Repeat the material exactly as it appears.

[RECORD SET start]

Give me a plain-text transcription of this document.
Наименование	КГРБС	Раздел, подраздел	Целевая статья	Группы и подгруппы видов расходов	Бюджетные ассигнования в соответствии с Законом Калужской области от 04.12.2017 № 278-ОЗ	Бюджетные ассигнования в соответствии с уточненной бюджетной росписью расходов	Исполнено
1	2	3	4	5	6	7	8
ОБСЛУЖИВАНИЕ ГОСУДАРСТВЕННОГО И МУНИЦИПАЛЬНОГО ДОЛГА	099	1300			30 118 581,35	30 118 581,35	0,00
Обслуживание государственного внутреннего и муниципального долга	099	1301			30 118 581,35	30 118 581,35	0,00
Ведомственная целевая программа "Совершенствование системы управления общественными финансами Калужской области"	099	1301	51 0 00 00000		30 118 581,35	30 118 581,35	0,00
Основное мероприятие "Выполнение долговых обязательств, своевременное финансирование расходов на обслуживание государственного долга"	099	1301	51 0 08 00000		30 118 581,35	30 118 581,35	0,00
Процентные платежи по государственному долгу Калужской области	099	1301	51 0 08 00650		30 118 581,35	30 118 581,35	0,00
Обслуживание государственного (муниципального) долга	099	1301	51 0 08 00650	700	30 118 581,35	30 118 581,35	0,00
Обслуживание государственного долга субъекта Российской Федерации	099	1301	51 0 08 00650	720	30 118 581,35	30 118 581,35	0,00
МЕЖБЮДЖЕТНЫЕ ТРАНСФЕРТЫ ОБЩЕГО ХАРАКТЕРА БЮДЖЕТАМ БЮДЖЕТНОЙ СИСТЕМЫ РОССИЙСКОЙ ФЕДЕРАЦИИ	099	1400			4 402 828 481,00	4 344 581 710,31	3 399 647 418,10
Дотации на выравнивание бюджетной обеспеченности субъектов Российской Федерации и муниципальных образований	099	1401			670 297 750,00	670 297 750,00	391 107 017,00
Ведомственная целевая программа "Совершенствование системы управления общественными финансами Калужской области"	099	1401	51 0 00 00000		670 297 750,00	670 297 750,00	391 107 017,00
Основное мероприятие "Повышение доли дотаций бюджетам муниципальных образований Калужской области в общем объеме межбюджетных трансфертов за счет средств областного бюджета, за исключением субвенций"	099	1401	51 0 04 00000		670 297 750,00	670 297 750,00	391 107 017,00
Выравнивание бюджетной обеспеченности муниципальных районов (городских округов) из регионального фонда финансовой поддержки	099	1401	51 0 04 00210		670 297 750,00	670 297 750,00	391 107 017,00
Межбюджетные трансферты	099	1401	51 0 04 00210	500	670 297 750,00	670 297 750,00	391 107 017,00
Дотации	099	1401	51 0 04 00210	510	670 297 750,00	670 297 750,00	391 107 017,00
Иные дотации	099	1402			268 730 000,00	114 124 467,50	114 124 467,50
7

[RECORD SET end]

__EXERCISE OUTPUT__
Give me a plain-text transcription of this document.
Наименование	КГРБС	Раздел, подраздел	Целевая статья	Группы и подгруппы видов расходов	Бюджетные ассигнования в соответствии с Законом Калужской области от 04.12.2017 № 278-ОЗ	Бюджетные ассигнования в соответствии с уточненной бюджетной росписью расходов	Исполнено
1	2	3	4	5	6	7	8
ОБСЛУЖИВАНИЕ ГОСУДАРСТВЕННОГО И МУНИЦИПАЛЬНОГО ДОЛГА	099	1300			30 118 581,35	30 118 581,35	0,00
Обслуживание государственного внутреннего и муниципального долга	099	1301			30 118 581,35	30 118 581,35	0,00
Ведомственная целевая программа "Совершенствование системы управления общественными финансами Калужской области"	099	1301	51 0 00 00000		30 118 581,35	30 118 581,35	0,00
Основное мероприятие "Выполнение долговых обязательств, своевременное финансирование расходов на обслуживание государственного долга"	099	1301	51 0 08 00000		30 118 581,35	30 118 581,35	0,00
Процентные платежи по государственному долгу Калужской области	099	1301	51 0 08 00650		30 118 581,35	30 118 581,35	0,00
Обслуживание государственного (муниципального) долга	099	1301	51 0 08 00650	700	30 118 581,35	30 118 581,35	0,00
Обслуживание государственного долга субъекта Российской Федерации	099	1301	51 0 08 00650	720	30 118 581,35	30 118 581,35	0,00
МЕЖБЮДЖЕТНЫЕ ТРАНСФЕРТЫ ОБЩЕГО ХАРАКТЕРА БЮДЖЕТАМ БЮДЖЕТНОЙ СИСТЕМЫ РОССИЙСКОЙ ФЕДЕРАЦИИ	099	1400			4 402 828 481,00	4 344 581 710,31	3 399 647 418,10
Дотации на выравнивание бюджетной обеспеченности субъектов Российской Федерации и муниципальных образований	099	1401			670 297 750,00	670 297 750,00	391 107 017,00
Ведомственная целевая программа "Совершенствование системы управления общественными финансами Калужской области"	099	1401	51 0 00 00000		670 297 750,00	670 297 750,00	391 107 017,00
Основное мероприятие "Повышение доли дотаций бюджетам муниципальных образований Калужской области в общем объеме межбюджетных трансфертов за счет средств областного бюджета, за исключением субвенций"	099	1401	51 0 04 00000		670 297 750,00	670 297 750,00	391 107 017,00
Выравнивание бюджетной обеспеченности муниципальных районов (городских округов) из регионального фонда финансовой поддержки	099	1401	51 0 04 00210		670 297 750,00	670 297 750,00	391 107 017,00
Межбюджетные трансферты	099	1401	51 0 04 00210	500	670 297 750,00	670 297 750,00	391 107 017,00
Дотации	099	1401	51 0 04 00210	510	670 297 750,00	670 297 750,00	391 107 017,00
Иные дотации	099	1402			268 730 000,00	114 124 467,50	114 124 467,50
7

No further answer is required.